• **Aim**: Copy out the listing that follows exactly, dropping every picture.

::: Task material :::

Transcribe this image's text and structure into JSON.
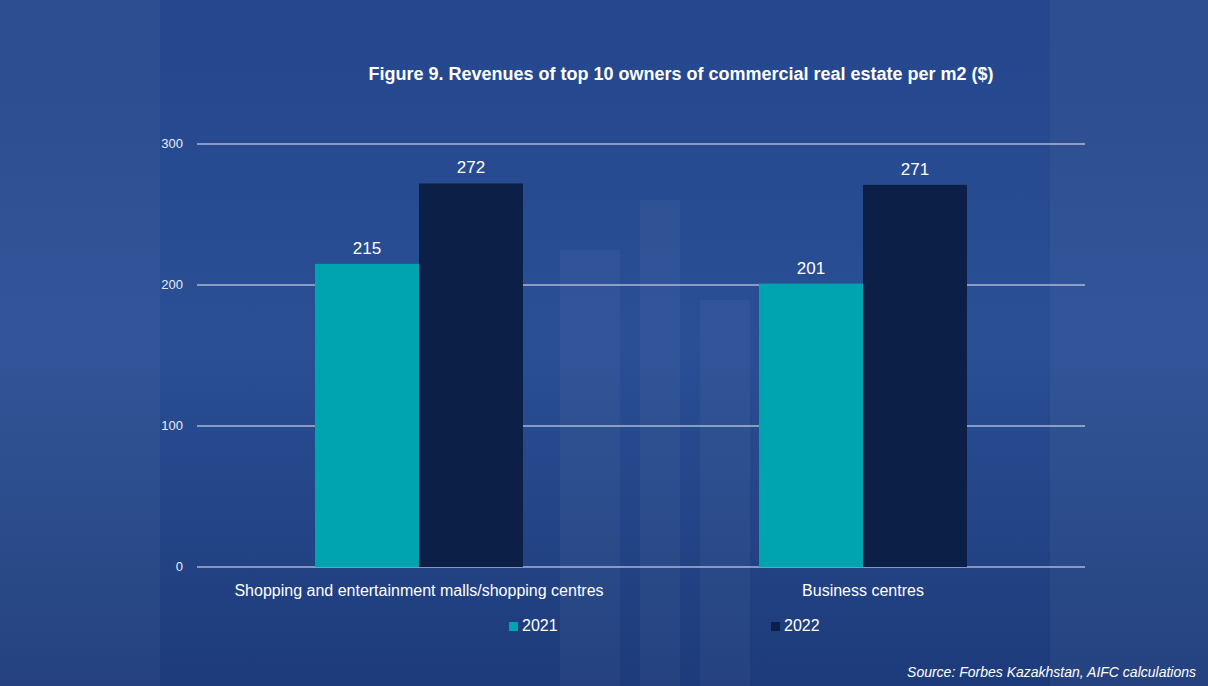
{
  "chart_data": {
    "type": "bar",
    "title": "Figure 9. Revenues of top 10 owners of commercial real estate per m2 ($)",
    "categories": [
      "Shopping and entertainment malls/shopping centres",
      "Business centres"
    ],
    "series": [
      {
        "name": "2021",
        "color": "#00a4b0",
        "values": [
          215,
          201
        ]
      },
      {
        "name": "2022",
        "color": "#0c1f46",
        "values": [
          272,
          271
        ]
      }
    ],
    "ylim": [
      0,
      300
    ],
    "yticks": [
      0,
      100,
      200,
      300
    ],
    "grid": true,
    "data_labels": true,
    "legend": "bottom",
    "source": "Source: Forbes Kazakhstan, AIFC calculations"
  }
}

:::

• **Exercise answer**:
Transcribe this image's text and structure into JSON.
{
  "chart_data": {
    "type": "bar",
    "title": "Figure 9. Revenues of top 10 owners of commercial real estate per m2 ($)",
    "categories": [
      "Shopping and entertainment malls/shopping centres",
      "Business centres"
    ],
    "series": [
      {
        "name": "2021",
        "color": "#00a4b0",
        "values": [
          215,
          201
        ]
      },
      {
        "name": "2022",
        "color": "#0c1f46",
        "values": [
          272,
          271
        ]
      }
    ],
    "ylim": [
      0,
      300
    ],
    "yticks": [
      0,
      100,
      200,
      300
    ],
    "grid": true,
    "data_labels": true,
    "legend": "bottom",
    "source": "Source: Forbes Kazakhstan, AIFC calculations"
  }
}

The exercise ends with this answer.